**WHAT IS EXPECTED**. Would you write out the listing verbatim and skip every picture in it?

++++++++

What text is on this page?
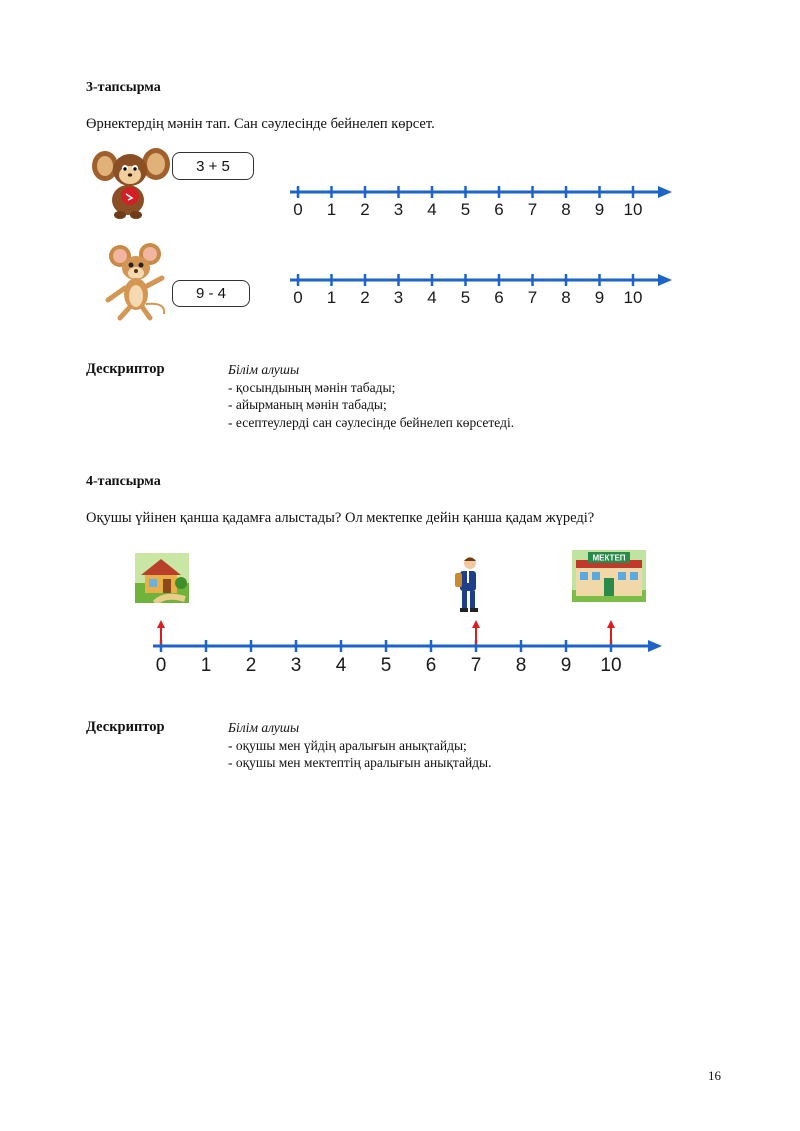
3-тапсырма
Өрнектердің мәнін тап. Сан сәулесінде бейнелеп көрсет.
3 + 5
0 1 2 3 4 5 6 7 8 9 10
9 - 4	0 1 2 3 4 5 6 7 8 9 10
Дескриптор	Білім алушы
- қосындының мәнін табады;
- айырманың мәнін табады;
- есептеулерді сан сәулесінде бейнелеп көрсетеді.
4-тапсырма
Оқушы үйінен қанша қадамға алыстады? Ол мектепке дейін қанша қадам жүреді?
МЕКТЕП
0 1 2 3 4 5 6 7 8 9 10
Дескриптор	Білім алушы
- оқушы мен үйдің аралығын анықтайды;
- оқушы мен мектептің аралығын анықтайды.
16
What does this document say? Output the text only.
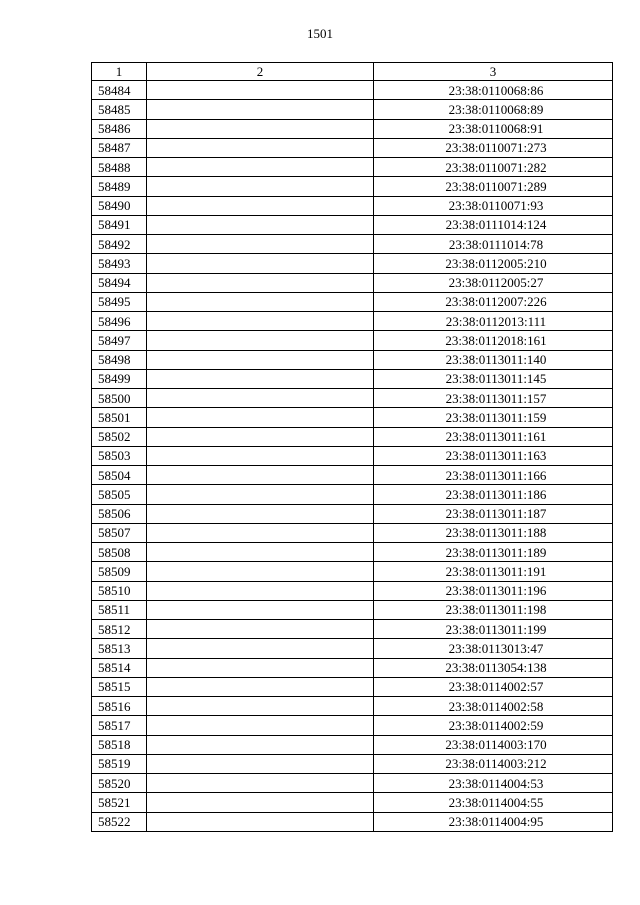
1501
1	2	3
58484		23:38:0110068:86
58485		23:38:0110068:89
58486		23:38:0110068:91
58487		23:38:0110071:273
58488		23:38:0110071:282
58489		23:38:0110071:289
58490		23:38:0110071:93
58491		23:38:0111014:124
58492		23:38:0111014:78
58493		23:38:0112005:210
58494		23:38:0112005:27
58495		23:38:0112007:226
58496		23:38:0112013:111
58497		23:38:0112018:161
58498		23:38:0113011:140
58499		23:38:0113011:145
58500		23:38:0113011:157
58501		23:38:0113011:159
58502		23:38:0113011:161
58503		23:38:0113011:163
58504		23:38:0113011:166
58505		23:38:0113011:186
58506		23:38:0113011:187
58507		23:38:0113011:188
58508		23:38:0113011:189
58509		23:38:0113011:191
58510		23:38:0113011:196
58511		23:38:0113011:198
58512		23:38:0113011:199
58513		23:38:0113013:47
58514		23:38:0113054:138
58515		23:38:0114002:57
58516		23:38:0114002:58
58517		23:38:0114002:59
58518		23:38:0114003:170
58519		23:38:0114003:212
58520		23:38:0114004:53
58521		23:38:0114004:55
58522		23:38:0114004:95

++++++++

**WRITTEN SOLUTION**.
What text is on this page?
3-тапсырма
Өрнектердің мәнін тап. Сан сәулесінде бейнелеп көрсет.
3 + 5
0 1 2 3 4 5 6 7 8 9 10
9 - 4	0 1 2 3 4 5 6 7 8 9 10
Дескриптор	Білім алушы
- қосындының мәнін табады;
- айырманың мәнін табады;
- есептеулерді сан сәулесінде бейнелеп көрсетеді.
4-тапсырма
Оқушы үйінен қанша қадамға алыстады? Ол мектепке дейін қанша қадам жүреді?
МЕКТЕП
0 1 2 3 4 5 6 7 8 9 10
Дескриптор	Білім алушы
- оқушы мен үйдің аралығын анықтайды;
- оқушы мен мектептің аралығын анықтайды.
16
What does this document say? Output the text only.
1501
1	2	3
58484		23:38:0110068:86
58485		23:38:0110068:89
58486		23:38:0110068:91
58487		23:38:0110071:273
58488		23:38:0110071:282
58489		23:38:0110071:289
58490		23:38:0110071:93
58491		23:38:0111014:124
58492		23:38:0111014:78
58493		23:38:0112005:210
58494		23:38:0112005:27
58495		23:38:0112007:226
58496		23:38:0112013:111
58497		23:38:0112018:161
58498		23:38:0113011:140
58499		23:38:0113011:145
58500		23:38:0113011:157
58501		23:38:0113011:159
58502		23:38:0113011:161
58503		23:38:0113011:163
58504		23:38:0113011:166
58505		23:38:0113011:186
58506		23:38:0113011:187
58507		23:38:0113011:188
58508		23:38:0113011:189
58509		23:38:0113011:191
58510		23:38:0113011:196
58511		23:38:0113011:198
58512		23:38:0113011:199
58513		23:38:0113013:47
58514		23:38:0113054:138
58515		23:38:0114002:57
58516		23:38:0114002:58
58517		23:38:0114002:59
58518		23:38:0114003:170
58519		23:38:0114003:212
58520		23:38:0114004:53
58521		23:38:0114004:55
58522		23:38:0114004:95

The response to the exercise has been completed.